### THE EXERCISE
Take every line where the string "name" appears and copy it.

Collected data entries

---

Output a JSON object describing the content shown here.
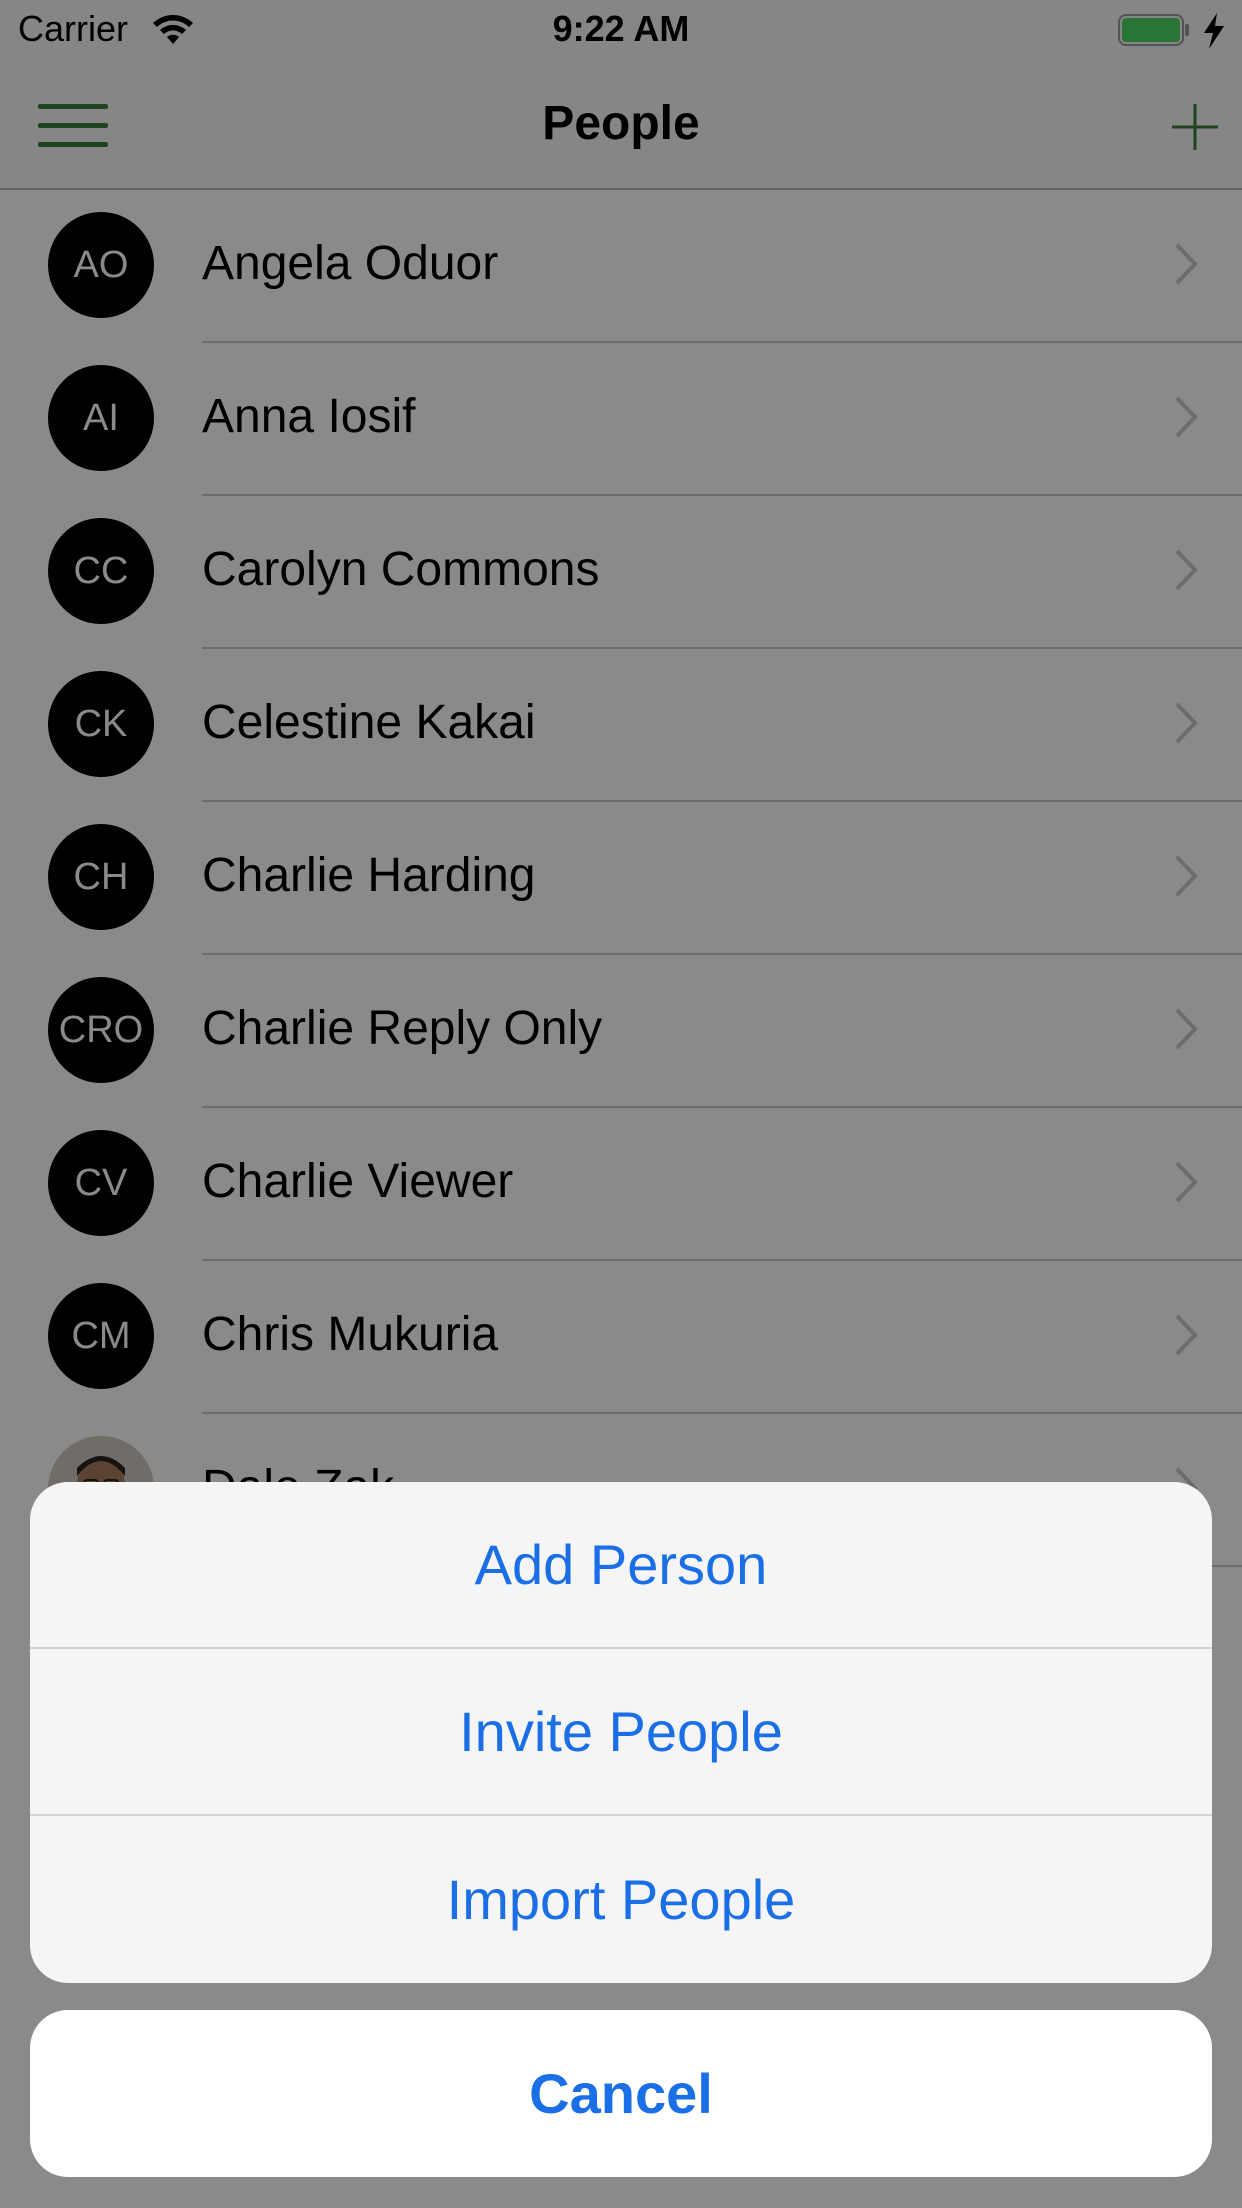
{
  "status_bar": {
    "carrier": "Carrier",
    "time": "9:22 AM"
  },
  "nav": {
    "title": "People",
    "menu_icon": "hamburger-menu-icon",
    "add_icon": "plus-icon",
    "accent_color": "#3a7d3a"
  },
  "people": [
    {
      "initials": "AO",
      "name": "Angela Oduor"
    },
    {
      "initials": "AI",
      "name": "Anna Iosif"
    },
    {
      "initials": "CC",
      "name": "Carolyn Commons"
    },
    {
      "initials": "CK",
      "name": "Celestine Kakai"
    },
    {
      "initials": "CH",
      "name": "Charlie Harding"
    },
    {
      "initials": "CRO",
      "name": "Charlie Reply Only"
    },
    {
      "initials": "CV",
      "name": "Charlie Viewer"
    },
    {
      "initials": "CM",
      "name": "Chris Mukuria"
    },
    {
      "initials": "",
      "name": "Dale Zak",
      "avatar": "photo"
    }
  ],
  "action_sheet": {
    "actions": [
      "Add Person",
      "Invite People",
      "Import People"
    ],
    "cancel": "Cancel",
    "action_color": "#1a6fe6"
  }
}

---

### WRITTEN SOLUTION
      "name": "Angela Oduor"
      "name": "Anna Iosif"
      "name": "Carolyn Commons"
      "name": "Celestine Kakai"
      "name": "Charlie Harding"
      "name": "Charlie Reply Only"
      "name": "Charlie Viewer"
      "name": "Chris Mukuria"
      "name": "Dale Zak",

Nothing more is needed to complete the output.